(PROBLEM STATEMENT)
Review the lines that follow and copy each one that contains the word "Hekkenberg".

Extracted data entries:
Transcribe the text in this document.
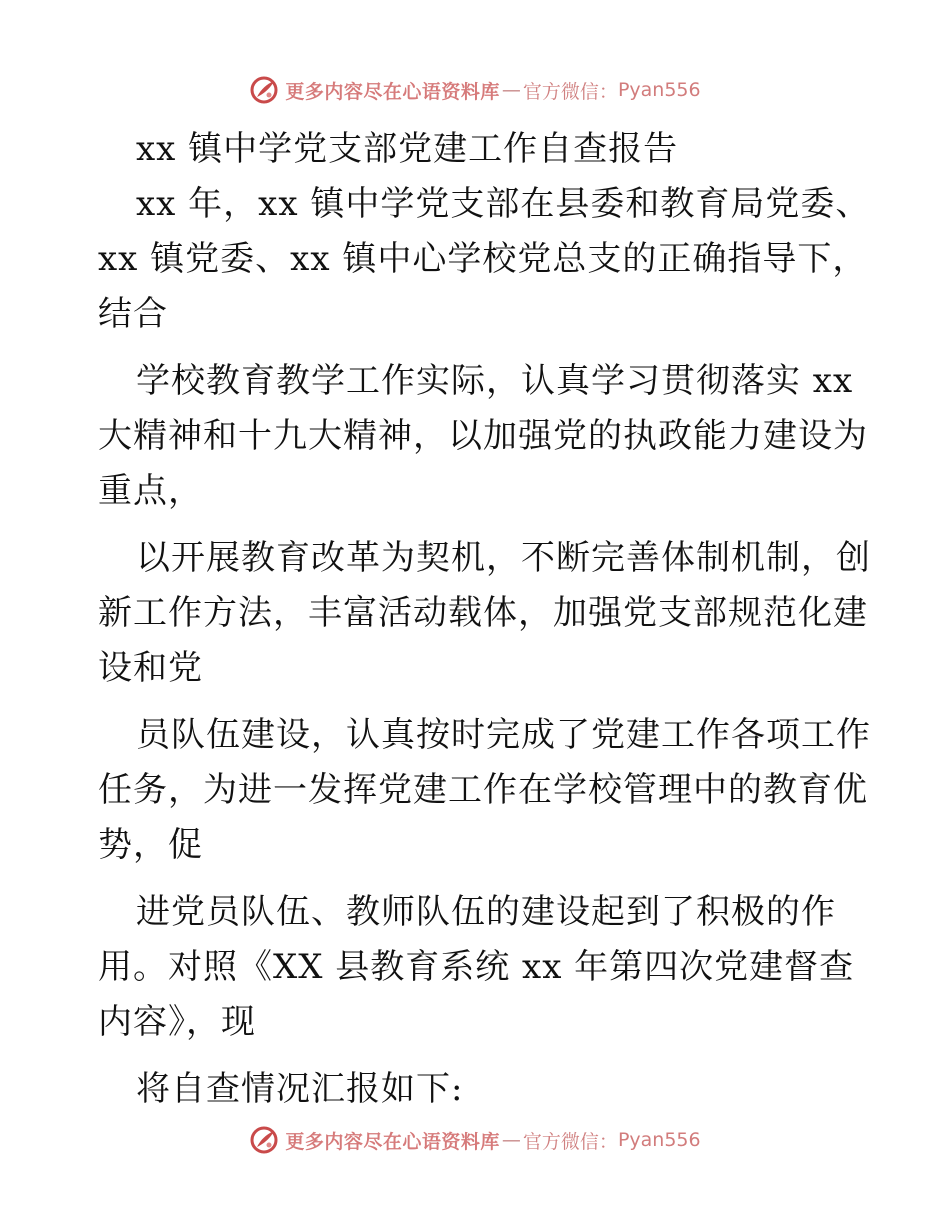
更多内容尽在心语资料库 — 官方微信： Pyan556
xx 镇中学党支部党建工作自查报告
xx 年，xx 镇中学党支部在县委和教育局党委、
xx 镇党委、xx 镇中心学校党总支的正确指导下，
结合
学校教育教学工作实际，认真学习贯彻落实 xx
大精神和十九大精神，以加强党的执政能力建设为
重点，
以开展教育改革为契机，不断完善体制机制，创
新工作方法，丰富活动载体，加强党支部规范化建
设和党
员队伍建设，认真按时完成了党建工作各项工作
任务，为进一发挥党建工作在学校管理中的教育优
势，促
进党员队伍、教师队伍的建设起到了积极的作
用。对照《XX 县教育系统 xx 年第四次党建督查
内容》，现
将自查情况汇报如下:
更多内容尽在心语资料库 — 官方微信： Pyan556
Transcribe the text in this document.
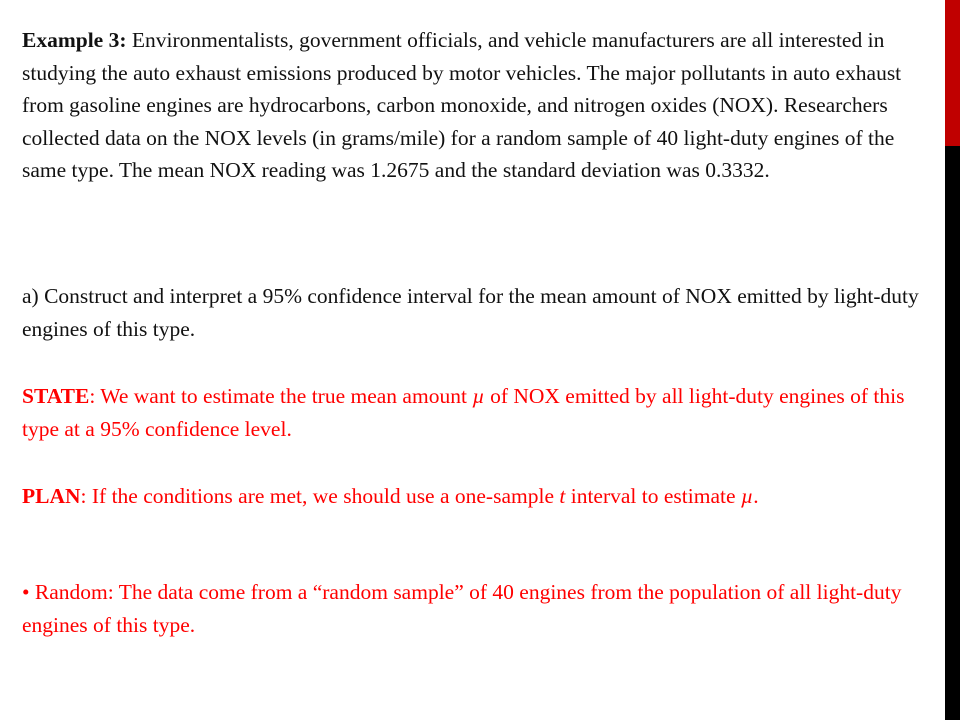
Example 3: Environmentalists, government officials, and vehicle manufacturers are all interested in studying the auto exhaust emissions produced by motor vehicles. The major pollutants in auto exhaust from gasoline engines are hydrocarbons, carbon monoxide, and nitrogen oxides (NOX). Researchers collected data on the NOX levels (in grams/mile) for a random sample of 40 light-duty engines of the same type. The mean NOX reading was 1.2675 and the standard deviation was 0.3332.

a) Construct and interpret a 95% confidence interval for the mean amount of NOX emitted by light-duty engines of this type.

STATE: We want to estimate the true mean amount µ of NOX emitted by all light-duty engines of this type at a 95% confidence level.

PLAN: If the conditions are met, we should use a one-sample t interval to estimate µ.

• Random: The data come from a “random sample” of 40 engines from the population of all light-duty engines of this type.
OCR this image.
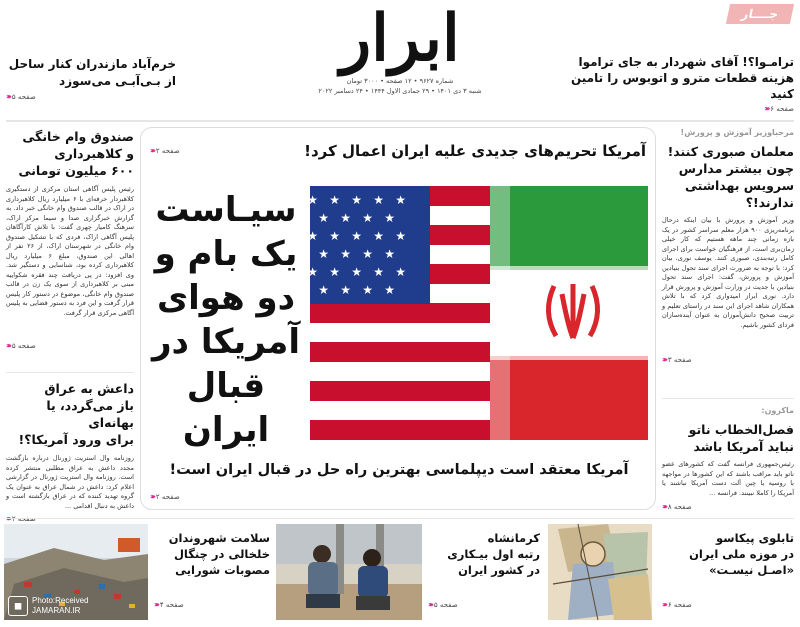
جــــار
ابرار
شماره ۹۶۲۷ • ۱۲ صفحه • ۳۰۰۰ تومان
شنبه ۳ دی ۱۴۰۱ • ۲۹ جمادی الاول ۱۴۴۴ • ۲۴ دسامبر ۲۰۲۲
ترامـوا؟! آقای شهردار به جای تراموا
هزینه قطعات مترو و اتوبوس را تامین کنید
صفحه ۶
‹‹‹
خرم‌آباد مازندران کنار ساحل
از بـی‌آبـی می‌سوزد
صفحه ۵
‹‹‹
آمریکا تحریم‌های جدیدی علیه ایران اعمال کرد!
صفحه ۲
‹‹‹
★ ★ ★ ★ ★
★ ★ ★ ★
★ ★ ★ ★ ★
★ ★ ★ ★
★ ★ ★ ★ ★
★ ★ ★ ★
سیـاست
یک بام و
دو هوای
آمریکا در
قبال ایران
آمریکا معتقد است دیپلماسی بهترین راه حل در قبال ایران است!
صفحه ۲
‹‹‹
مرحباوزیر آموزش و پرورش!
معلمان صبوری کنند!
چون بیشتر مدارس
سرویس بهداشتی
ندارند!؟
وزیر آموزش و پرورش با بیان اینکه درحال برنامه‌ریزی ۹۰۰ هزار معلم سراسر کشور در یک بازه زمانی چند ماهه هستیم که کار خیلی زمان‌بری است، از فرهنگیان خواست برای اجرای کامل رتبه‌بندی، صبوری کنند. یوسف نوری، بیان کرد: با توجه به ضرورت اجرای سند تحول بنیادین آموزش و پرورش، گفت: اجرای سند تحول بنیادین با جدیت در وزارت آموزش و پرورش قرار دارد. نوری ابراز امیدواری کرد که با تلاش همکاران شاهد اجرای این سند در راستای تعلیم و تربیت صحیح دانش‌آموزان به عنوان آینده‌سازان فردای کشور باشیم.
صفحه ۳
‹‹‹
ماکرون:
فصل‌الخطاب ناتو
نباید آمریکا باشد
رئیس‌جمهوری فرانسه گفت که کشورهای عضو ناتو باید مراقب باشند که این کشورها در مواجهه با روسیه یا چین آلت دست آمریکا نباشند یا آمریکا را کاملا نبینند. فرانسه ...
صفحه ۸
‹‹‹
صندوق وام خانگی
و کلاهبرداری
۶۰۰ میلیون تومانی
رئیس پلیس آگاهی استان مرکزی از دستگیری کلاهبردار حرفه‌ای با ۶ میلیارد ریال کلاهبرداری در اراک در قالب صندوق وام خانگی خبر داد. به گزارش خبرگزاری صدا و سیما مرکز اراک، سرهنگ کامیار چهری گفت: با تلاش کارآگاهان پلیس آگاهی اراک، فردی که با تشکیل صندوق وام خانگی در شهرستان اراک، از ۲۶ نفر از اهالی این صندوق، مبلغ ۶ میلیارد ریال کلاهبرداری کرده بود، شناسایی و دستگیر شد. وی افزود: در پی دریافت چند فقره شکواییه مبنی بر کلاهبرداری از سوی یک زن در قالب صندوق وام خانگی، موضوع در دستور کار پلیس قرار گرفت و این فرد به دستور قضایی به پلیس آگاهی مرکزی قرار گرفت.
صفحه ۵
‹‹‹
داعش به عراق
باز می‌گردد، یا بهانه‌ای
برای ورود آمریکا؟!
روزنامه وال استریت ژورنال درباره بازگشت مجدد داعش به عراق مطلبی منتشر کرده است. روزنامه وال استریت ژورنال در گزارشی اعلام کرد: داعش در شمال عراق به عنوان یک گروه تهدید کننده که در عراق بازگشته است و داعش به دنبال اقدامی ...
تابلوی پیکاسو
در موزه ملی ایران
«اصـل نیسـت»
صفحه ۶
‹‹‹
کرمانشاه
رتبه اول بیـکاری
در کشور ایران
صفحه ۵
‹‹‹
◼	Photo:Received
JAMARAN.IR
سلامت شهروندان
خلخالی در چنگال
مصوبات شورایی
صفحه ۴
‹‹‹
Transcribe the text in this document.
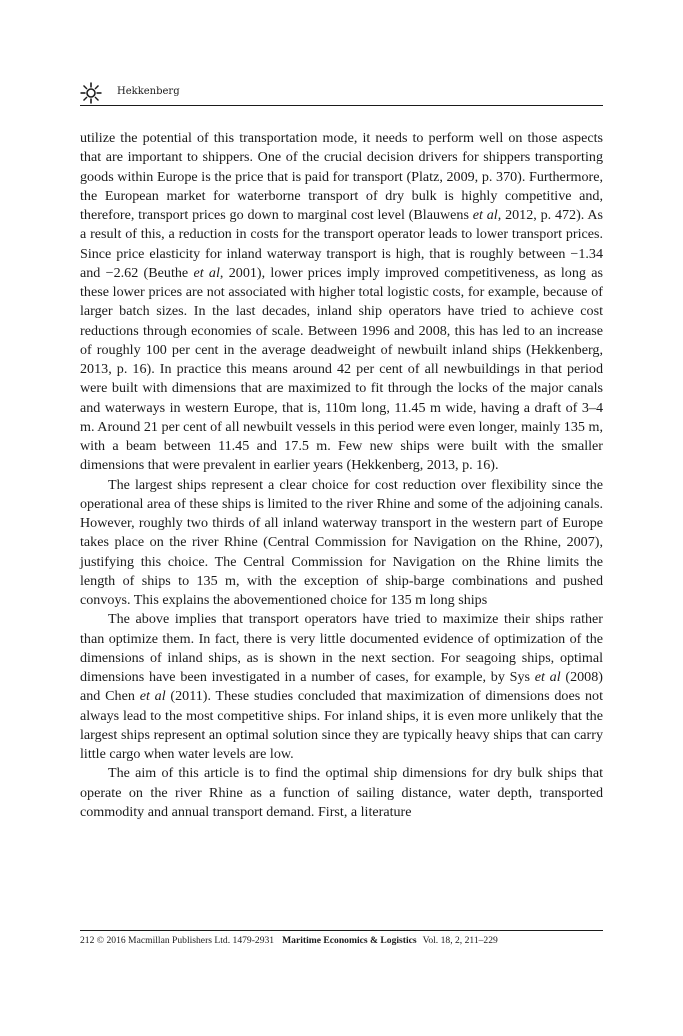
Hekkenberg

utilize the potential of this transportation mode, it needs to perform well on those aspects that are important to shippers. One of the crucial decision drivers for shippers transporting goods within Europe is the price that is paid for transport (Platz, 2009, p. 370). Furthermore, the European market for waterborne transport of dry bulk is highly competitive and, therefore, transport prices go down to marginal cost level (Blauwens et al, 2012, p. 472). As a result of this, a reduction in costs for the transport operator leads to lower transport prices. Since price elasticity for inland waterway transport is high, that is roughly between −1.34 and −2.62 (Beuthe et al, 2001), lower prices imply improved competitiveness, as long as these lower prices are not associated with higher total logistic costs, for example, because of larger batch sizes. In the last decades, inland ship operators have tried to achieve cost reductions through economies of scale. Between 1996 and 2008, this has led to an increase of roughly 100 per cent in the average deadweight of newbuilt inland ships (Hekkenberg, 2013, p. 16). In practice this means around 42 per cent of all newbuildings in that period were built with dimensions that are maximized to fit through the locks of the major canals and waterways in western Europe, that is, 110m long, 11.45 m wide, having a draft of 3–4 m. Around 21 per cent of all newbuilt vessels in this period were even longer, mainly 135 m, with a beam between 11.45 and 17.5 m. Few new ships were built with the smaller dimensions that were prevalent in earlier years (Hekkenberg, 2013, p. 16).

The largest ships represent a clear choice for cost reduction over flexibility since the operational area of these ships is limited to the river Rhine and some of the adjoining canals. However, roughly two thirds of all inland waterway transport in the western part of Europe takes place on the river Rhine (Central Commission for Navigation on the Rhine, 2007), justifying this choice. The Central Commission for Navigation on the Rhine limits the length of ships to 135 m, with the exception of ship-barge combinations and pushed convoys. This explains the abovementioned choice for 135 m long ships

The above implies that transport operators have tried to maximize their ships rather than optimize them. In fact, there is very little documented evidence of optimization of the dimensions of inland ships, as is shown in the next section. For seagoing ships, optimal dimensions have been investigated in a number of cases, for example, by Sys et al (2008) and Chen et al (2011). These studies concluded that maximization of dimensions does not always lead to the most competitive ships. For inland ships, it is even more unlikely that the largest ships represent an optimal solution since they are typically heavy ships that can carry little cargo when water levels are low.

The aim of this article is to find the optimal ship dimensions for dry bulk ships that operate on the river Rhine as a function of sailing distance, water depth, transported commodity and annual transport demand. First, a literature

212 © 2016 Macmillan Publishers Ltd. 1479-2931 Maritime Economics & Logistics Vol. 18, 2, 211–229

(THE RESULT)
Hekkenberg
utilize the potential of this transportation mode, it needs to perform well on those aspects that are important to shippers. One of the crucial decision drivers for shippers transporting goods within Europe is the price that is paid for transport (Platz, 2009, p. 370). Furthermore, the European market for waterborne transport of dry bulk is highly competitive and, therefore, transport prices go down to marginal cost level (Blauwens et al, 2012, p. 472). As a result of this, a reduction in costs for the transport operator leads to lower transport prices. Since price elasticity for inland waterway transport is high, that is roughly between −1.34 and −2.62 (Beuthe et al, 2001), lower prices imply improved competitiveness, as long as these lower prices are not associated with higher total logistic costs, for example, because of larger batch sizes. In the last decades, inland ship operators have tried to achieve cost reductions through economies of scale. Between 1996 and 2008, this has led to an increase of roughly 100 per cent in the average deadweight of newbuilt inland ships (Hekkenberg, 2013, p. 16). In practice this means around 42 per cent of all newbuildings in that period were built with dimensions that are maximized to fit through the locks of the major canals and waterways in western Europe, that is, 110m long, 11.45 m wide, having a draft of 3–4 m. Around 21 per cent of all newbuilt vessels in this period were even longer, mainly 135 m, with a beam between 11.45 and 17.5 m. Few new ships were built with the smaller dimensions that were prevalent in earlier years (Hekkenberg, 2013, p. 16).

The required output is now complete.